● **Data shown**:
* Begin *
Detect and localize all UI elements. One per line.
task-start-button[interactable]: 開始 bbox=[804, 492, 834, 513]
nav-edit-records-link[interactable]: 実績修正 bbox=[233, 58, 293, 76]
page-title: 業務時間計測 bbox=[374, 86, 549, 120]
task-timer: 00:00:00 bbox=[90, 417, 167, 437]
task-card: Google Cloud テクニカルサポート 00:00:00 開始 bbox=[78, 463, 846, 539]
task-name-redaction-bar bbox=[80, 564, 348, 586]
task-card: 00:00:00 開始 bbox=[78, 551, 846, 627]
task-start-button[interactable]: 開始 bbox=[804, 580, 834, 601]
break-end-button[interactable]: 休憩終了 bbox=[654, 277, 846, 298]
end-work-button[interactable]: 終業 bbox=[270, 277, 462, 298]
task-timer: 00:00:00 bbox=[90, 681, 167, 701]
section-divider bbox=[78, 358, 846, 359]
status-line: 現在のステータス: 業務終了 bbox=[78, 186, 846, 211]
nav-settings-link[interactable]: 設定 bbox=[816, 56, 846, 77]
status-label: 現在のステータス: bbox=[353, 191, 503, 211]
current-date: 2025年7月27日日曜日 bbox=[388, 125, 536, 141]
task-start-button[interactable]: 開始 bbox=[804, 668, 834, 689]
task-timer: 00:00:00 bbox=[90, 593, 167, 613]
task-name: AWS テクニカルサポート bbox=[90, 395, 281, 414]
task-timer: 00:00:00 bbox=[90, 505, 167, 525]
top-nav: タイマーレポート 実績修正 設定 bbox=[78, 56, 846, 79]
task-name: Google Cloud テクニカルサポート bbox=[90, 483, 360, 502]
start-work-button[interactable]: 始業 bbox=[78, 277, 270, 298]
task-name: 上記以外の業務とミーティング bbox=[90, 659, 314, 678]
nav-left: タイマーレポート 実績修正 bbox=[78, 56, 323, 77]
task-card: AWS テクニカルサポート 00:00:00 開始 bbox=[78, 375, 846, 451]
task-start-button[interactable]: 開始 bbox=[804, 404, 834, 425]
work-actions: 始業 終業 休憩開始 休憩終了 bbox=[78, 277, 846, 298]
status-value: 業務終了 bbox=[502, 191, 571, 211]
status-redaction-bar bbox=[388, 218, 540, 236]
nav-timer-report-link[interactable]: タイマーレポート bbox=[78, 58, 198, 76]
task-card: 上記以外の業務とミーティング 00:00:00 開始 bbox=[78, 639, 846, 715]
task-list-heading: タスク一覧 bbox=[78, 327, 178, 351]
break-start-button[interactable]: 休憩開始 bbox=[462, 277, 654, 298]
* End *
* Begin *
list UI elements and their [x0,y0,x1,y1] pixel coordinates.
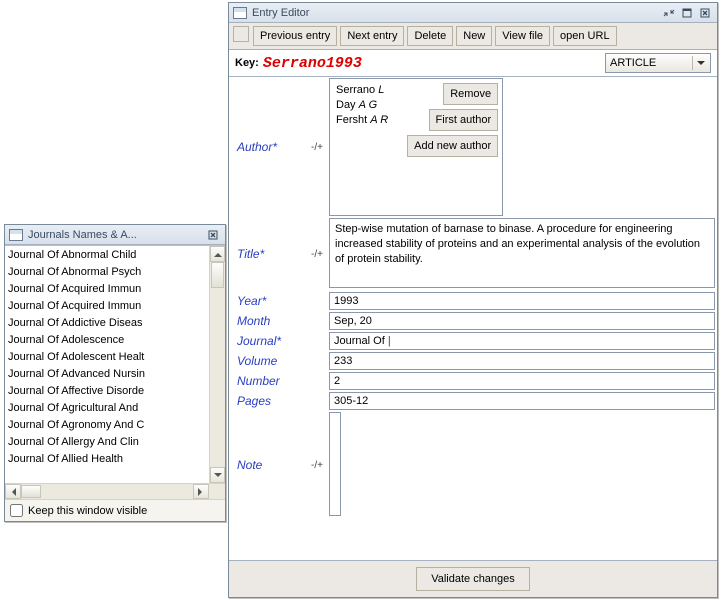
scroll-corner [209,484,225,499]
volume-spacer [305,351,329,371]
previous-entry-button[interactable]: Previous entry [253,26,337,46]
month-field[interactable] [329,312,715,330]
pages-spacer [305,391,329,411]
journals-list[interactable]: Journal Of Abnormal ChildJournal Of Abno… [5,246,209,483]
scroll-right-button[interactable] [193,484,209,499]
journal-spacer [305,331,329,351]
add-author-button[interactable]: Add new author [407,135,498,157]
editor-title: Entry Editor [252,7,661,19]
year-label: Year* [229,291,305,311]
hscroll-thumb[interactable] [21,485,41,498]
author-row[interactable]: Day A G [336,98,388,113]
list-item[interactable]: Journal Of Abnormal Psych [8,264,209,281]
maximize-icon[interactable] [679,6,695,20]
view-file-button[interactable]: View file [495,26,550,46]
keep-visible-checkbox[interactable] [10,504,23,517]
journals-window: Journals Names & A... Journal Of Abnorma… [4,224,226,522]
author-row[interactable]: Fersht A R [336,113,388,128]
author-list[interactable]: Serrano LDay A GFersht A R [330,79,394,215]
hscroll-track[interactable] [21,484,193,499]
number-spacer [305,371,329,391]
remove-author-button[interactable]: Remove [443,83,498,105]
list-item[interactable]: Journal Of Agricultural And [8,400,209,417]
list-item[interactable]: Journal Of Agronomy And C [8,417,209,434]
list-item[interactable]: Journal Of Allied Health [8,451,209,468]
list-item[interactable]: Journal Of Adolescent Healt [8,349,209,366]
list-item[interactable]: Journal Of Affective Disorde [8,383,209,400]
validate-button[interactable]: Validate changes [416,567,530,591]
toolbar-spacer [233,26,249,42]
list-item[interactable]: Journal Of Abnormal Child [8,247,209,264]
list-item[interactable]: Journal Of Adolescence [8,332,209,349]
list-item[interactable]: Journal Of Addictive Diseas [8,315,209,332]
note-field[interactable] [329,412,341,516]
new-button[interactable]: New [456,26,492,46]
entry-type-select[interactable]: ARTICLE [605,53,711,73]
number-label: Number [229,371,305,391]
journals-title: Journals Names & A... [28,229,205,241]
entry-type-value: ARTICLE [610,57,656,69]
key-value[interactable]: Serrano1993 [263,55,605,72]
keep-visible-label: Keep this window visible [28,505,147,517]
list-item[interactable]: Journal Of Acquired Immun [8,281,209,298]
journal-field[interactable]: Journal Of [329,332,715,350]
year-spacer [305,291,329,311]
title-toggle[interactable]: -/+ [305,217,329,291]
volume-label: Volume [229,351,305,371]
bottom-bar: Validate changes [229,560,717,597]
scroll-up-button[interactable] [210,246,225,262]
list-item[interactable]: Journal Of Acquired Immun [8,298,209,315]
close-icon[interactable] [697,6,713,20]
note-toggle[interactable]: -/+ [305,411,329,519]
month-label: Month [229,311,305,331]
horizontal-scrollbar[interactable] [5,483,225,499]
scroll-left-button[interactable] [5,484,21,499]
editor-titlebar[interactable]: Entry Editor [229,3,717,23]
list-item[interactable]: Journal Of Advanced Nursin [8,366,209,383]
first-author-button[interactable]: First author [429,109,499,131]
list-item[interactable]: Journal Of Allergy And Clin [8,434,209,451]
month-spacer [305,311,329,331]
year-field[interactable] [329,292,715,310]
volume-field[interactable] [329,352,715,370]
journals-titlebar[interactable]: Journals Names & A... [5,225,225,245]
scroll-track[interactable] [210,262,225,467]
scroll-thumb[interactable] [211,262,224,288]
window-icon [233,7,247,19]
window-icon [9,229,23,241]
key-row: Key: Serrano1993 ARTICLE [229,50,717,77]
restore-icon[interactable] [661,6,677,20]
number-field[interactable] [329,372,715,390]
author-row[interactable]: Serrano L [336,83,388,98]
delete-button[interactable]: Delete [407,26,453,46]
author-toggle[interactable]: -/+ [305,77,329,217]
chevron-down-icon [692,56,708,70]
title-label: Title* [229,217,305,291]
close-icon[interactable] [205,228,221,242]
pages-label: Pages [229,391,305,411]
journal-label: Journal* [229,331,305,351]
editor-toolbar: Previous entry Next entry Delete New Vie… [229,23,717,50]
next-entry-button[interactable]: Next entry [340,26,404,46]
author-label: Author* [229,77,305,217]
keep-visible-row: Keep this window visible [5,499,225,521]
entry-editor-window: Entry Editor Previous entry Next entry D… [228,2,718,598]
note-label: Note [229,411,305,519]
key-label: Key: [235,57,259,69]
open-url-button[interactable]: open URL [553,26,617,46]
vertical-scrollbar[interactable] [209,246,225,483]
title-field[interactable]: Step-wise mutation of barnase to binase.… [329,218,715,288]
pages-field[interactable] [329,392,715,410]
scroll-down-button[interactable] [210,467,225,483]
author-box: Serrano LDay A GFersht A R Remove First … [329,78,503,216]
* End *
* Begin *
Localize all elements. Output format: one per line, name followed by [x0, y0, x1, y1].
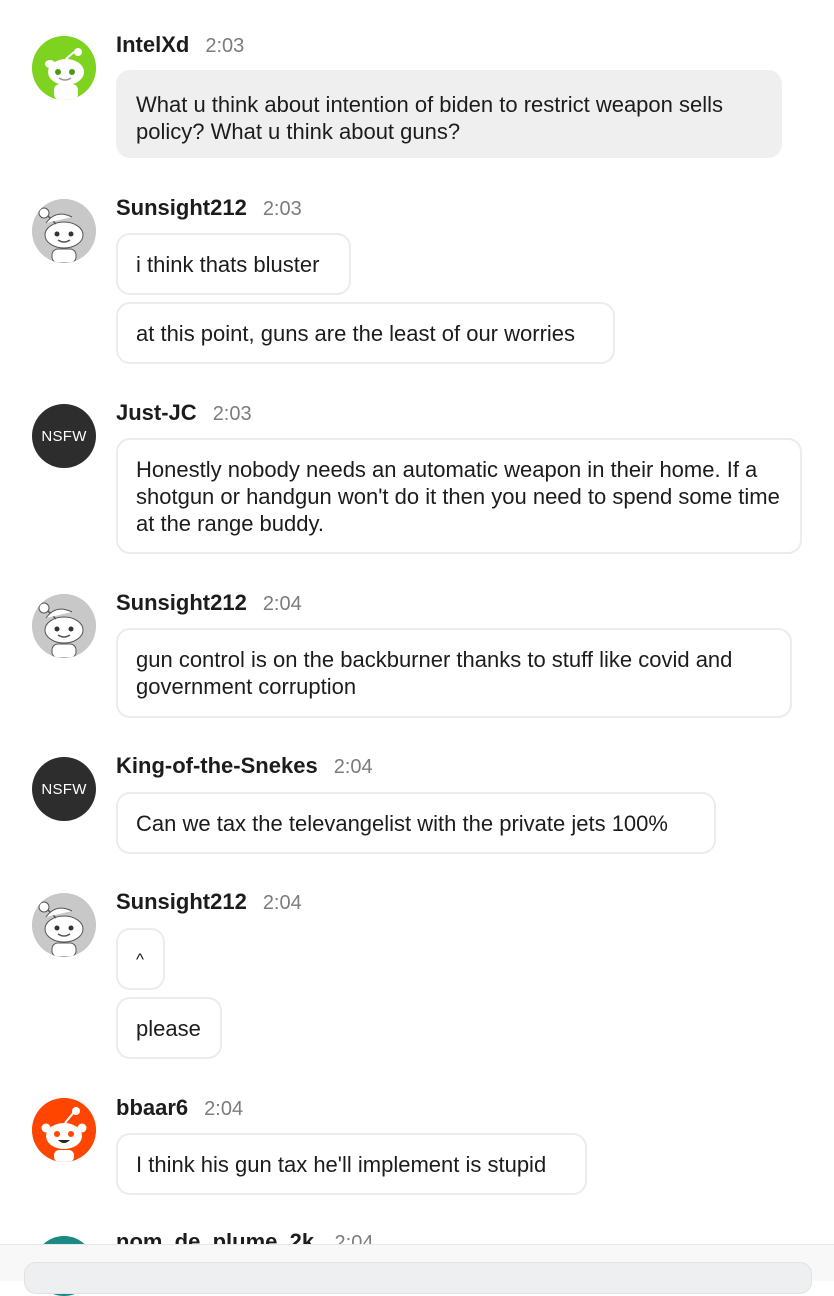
* End *
● **To be done**: Update the listing from the line containing "Detect and localize" through the line containing "current-date: 2025年7月27日日曜日 bbox=[388, 125, 536, 141]", changing "section-divider" to "section-rule" and leaving everything else unchanged.

● **Result of the task**:
Detect and localize all UI elements. One per line.
task-start-button[interactable]: 開始 bbox=[804, 492, 834, 513]
nav-edit-records-link[interactable]: 実績修正 bbox=[233, 58, 293, 76]
page-title: 業務時間計測 bbox=[374, 86, 549, 120]
task-timer: 00:00:00 bbox=[90, 417, 167, 437]
task-card: Google Cloud テクニカルサポート 00:00:00 開始 bbox=[78, 463, 846, 539]
task-name-redaction-bar bbox=[80, 564, 348, 586]
task-card: 00:00:00 開始 bbox=[78, 551, 846, 627]
task-start-button[interactable]: 開始 bbox=[804, 580, 834, 601]
break-end-button[interactable]: 休憩終了 bbox=[654, 277, 846, 298]
end-work-button[interactable]: 終業 bbox=[270, 277, 462, 298]
task-timer: 00:00:00 bbox=[90, 681, 167, 701]
section-rule bbox=[78, 358, 846, 359]
status-line: 現在のステータス: 業務終了 bbox=[78, 186, 846, 211]
nav-settings-link[interactable]: 設定 bbox=[816, 56, 846, 77]
status-label: 現在のステータス: bbox=[353, 191, 503, 211]
current-date: 2025年7月27日日曜日 bbox=[388, 125, 536, 141]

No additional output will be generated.